┌──
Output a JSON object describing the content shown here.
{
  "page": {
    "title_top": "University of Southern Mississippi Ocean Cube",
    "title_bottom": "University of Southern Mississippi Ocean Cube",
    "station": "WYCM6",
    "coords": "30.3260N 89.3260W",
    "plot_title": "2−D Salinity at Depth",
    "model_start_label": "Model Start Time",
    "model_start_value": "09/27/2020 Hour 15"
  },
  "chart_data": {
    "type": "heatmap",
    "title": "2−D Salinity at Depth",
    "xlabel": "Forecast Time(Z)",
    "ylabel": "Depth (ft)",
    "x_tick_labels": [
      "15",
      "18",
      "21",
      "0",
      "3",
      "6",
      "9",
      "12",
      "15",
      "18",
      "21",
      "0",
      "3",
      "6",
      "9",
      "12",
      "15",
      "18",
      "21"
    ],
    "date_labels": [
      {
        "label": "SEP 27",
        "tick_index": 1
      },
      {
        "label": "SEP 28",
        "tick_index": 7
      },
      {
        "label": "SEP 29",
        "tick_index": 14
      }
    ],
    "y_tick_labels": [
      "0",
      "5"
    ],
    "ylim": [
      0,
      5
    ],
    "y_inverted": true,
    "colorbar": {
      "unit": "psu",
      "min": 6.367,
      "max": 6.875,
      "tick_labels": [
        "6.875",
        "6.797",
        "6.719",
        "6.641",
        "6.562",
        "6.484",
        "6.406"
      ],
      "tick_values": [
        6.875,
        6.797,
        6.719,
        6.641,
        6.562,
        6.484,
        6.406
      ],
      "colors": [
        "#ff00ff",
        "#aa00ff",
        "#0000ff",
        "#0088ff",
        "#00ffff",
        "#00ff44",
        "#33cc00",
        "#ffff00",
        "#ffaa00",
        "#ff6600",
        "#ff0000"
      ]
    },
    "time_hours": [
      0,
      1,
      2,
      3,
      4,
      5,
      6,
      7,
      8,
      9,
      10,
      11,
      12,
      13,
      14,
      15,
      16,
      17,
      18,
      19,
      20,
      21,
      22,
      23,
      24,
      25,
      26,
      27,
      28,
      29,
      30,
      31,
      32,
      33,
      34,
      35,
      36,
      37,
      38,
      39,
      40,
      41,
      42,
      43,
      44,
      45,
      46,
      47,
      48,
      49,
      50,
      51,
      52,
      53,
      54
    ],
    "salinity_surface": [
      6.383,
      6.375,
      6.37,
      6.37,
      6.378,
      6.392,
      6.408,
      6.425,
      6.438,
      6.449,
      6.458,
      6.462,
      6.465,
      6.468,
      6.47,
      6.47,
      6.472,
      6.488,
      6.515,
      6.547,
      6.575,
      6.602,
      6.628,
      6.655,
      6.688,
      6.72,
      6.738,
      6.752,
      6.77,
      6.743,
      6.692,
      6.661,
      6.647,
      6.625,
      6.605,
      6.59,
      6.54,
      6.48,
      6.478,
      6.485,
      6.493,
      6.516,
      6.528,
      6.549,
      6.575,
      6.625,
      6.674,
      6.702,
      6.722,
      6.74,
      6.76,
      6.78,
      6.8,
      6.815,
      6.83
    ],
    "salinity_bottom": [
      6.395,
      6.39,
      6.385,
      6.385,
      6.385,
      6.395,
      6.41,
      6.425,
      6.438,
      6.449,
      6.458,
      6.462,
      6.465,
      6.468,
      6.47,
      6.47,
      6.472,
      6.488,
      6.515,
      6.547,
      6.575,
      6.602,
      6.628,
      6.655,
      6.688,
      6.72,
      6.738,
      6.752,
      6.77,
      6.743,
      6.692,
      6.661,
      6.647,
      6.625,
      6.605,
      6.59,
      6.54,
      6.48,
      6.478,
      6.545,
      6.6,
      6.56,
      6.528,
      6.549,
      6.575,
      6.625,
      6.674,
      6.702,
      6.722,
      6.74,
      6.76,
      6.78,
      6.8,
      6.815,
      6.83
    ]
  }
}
└──
*GIVEN PROBLEM:* Only the number is needed: state how many lines in the listing contain "Mississippi".

*ANSWER:* 2